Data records
================================

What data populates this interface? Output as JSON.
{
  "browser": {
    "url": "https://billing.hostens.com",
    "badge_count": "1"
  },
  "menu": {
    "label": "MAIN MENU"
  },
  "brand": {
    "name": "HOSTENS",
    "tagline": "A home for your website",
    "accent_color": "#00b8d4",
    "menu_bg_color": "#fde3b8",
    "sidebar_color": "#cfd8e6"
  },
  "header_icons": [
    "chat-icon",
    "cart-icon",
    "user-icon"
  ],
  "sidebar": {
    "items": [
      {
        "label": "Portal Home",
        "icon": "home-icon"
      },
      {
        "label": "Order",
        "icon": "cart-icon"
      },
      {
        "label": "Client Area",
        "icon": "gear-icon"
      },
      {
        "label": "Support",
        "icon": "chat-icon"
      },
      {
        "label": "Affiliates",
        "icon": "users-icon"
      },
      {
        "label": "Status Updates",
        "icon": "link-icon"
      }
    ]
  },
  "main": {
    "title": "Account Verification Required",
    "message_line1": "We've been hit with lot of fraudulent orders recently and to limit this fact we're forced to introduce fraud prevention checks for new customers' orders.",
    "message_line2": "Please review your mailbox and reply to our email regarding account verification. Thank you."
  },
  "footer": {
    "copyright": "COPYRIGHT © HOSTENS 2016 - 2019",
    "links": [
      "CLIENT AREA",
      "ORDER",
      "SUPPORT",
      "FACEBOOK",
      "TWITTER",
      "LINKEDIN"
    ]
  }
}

================================

_PROBLEM_
Without leaving anything out, give the entries again exactly.

_THE RESULT_
What data populates this interface? Output as JSON.
{
  "browser": {
    "url": "https://billing.hostens.com",
    "badge_count": "1"
  },
  "menu": {
    "label": "MAIN MENU"
  },
  "brand": {
    "name": "HOSTENS",
    "tagline": "A home for your website",
    "accent_color": "#00b8d4",
    "menu_bg_color": "#fde3b8",
    "sidebar_color": "#cfd8e6"
  },
  "header_icons": [
    "chat-icon",
    "cart-icon",
    "user-icon"
  ],
  "sidebar": {
    "items": [
      {
        "label": "Portal Home",
        "icon": "home-icon"
      },
      {
        "label": "Order",
        "icon": "cart-icon"
      },
      {
        "label": "Client Area",
        "icon": "gear-icon"
      },
      {
        "label": "Support",
        "icon": "chat-icon"
      },
      {
        "label": "Affiliates",
        "icon": "users-icon"
      },
      {
        "label": "Status Updates",
        "icon": "link-icon"
      }
    ]
  },
  "main": {
    "title": "Account Verification Required",
    "message_line1": "We've been hit with lot of fraudulent orders recently and to limit this fact we're forced to introduce fraud prevention checks for new customers' orders.",
    "message_line2": "Please review your mailbox and reply to our email regarding account verification. Thank you."
  },
  "footer": {
    "copyright": "COPYRIGHT © HOSTENS 2016 - 2019",
    "links": [
      "CLIENT AREA",
      "ORDER",
      "SUPPORT",
      "FACEBOOK",
      "TWITTER",
      "LINKEDIN"
    ]
  }
}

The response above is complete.